-------- Supplied entries

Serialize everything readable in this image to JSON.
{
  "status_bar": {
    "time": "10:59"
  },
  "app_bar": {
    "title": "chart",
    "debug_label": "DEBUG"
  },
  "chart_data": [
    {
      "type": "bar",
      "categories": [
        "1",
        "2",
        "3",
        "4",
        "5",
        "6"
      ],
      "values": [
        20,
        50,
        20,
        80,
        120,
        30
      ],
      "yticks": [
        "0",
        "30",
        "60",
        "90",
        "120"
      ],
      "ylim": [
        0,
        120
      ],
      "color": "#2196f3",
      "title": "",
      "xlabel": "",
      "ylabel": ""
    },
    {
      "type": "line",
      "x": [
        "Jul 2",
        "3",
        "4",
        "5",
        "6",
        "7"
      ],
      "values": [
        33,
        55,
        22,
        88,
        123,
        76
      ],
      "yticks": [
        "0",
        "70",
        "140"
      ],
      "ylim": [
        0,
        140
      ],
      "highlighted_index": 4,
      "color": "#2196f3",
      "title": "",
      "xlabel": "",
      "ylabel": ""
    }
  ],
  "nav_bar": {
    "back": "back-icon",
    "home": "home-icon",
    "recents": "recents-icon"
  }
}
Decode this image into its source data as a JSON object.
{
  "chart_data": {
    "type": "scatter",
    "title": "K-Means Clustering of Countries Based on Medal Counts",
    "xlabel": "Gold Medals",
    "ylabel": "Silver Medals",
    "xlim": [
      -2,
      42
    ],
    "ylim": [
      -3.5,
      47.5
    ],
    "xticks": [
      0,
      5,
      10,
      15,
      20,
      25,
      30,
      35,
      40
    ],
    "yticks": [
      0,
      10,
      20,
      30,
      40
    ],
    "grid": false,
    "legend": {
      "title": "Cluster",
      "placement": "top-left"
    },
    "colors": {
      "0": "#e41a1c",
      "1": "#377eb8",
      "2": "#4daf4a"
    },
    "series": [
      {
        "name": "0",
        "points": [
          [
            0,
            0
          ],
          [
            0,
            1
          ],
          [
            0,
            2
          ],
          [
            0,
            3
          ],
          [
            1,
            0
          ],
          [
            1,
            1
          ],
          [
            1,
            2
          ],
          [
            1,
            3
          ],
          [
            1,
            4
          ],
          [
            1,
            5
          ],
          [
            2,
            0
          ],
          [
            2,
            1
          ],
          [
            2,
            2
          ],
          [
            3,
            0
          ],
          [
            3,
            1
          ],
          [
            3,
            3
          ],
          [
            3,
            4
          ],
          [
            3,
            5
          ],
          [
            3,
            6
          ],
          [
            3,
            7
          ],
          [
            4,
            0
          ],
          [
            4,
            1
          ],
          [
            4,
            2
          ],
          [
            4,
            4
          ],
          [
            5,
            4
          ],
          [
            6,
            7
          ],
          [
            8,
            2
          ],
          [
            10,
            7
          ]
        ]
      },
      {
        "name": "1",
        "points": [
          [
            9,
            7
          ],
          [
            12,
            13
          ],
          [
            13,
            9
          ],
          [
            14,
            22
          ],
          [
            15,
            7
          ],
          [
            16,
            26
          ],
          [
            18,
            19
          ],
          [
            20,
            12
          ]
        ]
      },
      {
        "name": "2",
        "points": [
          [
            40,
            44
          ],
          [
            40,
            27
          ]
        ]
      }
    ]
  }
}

----------------

Objective:
Of the lines above, how many include the word "title"? Reply with the number only.

Reply:
5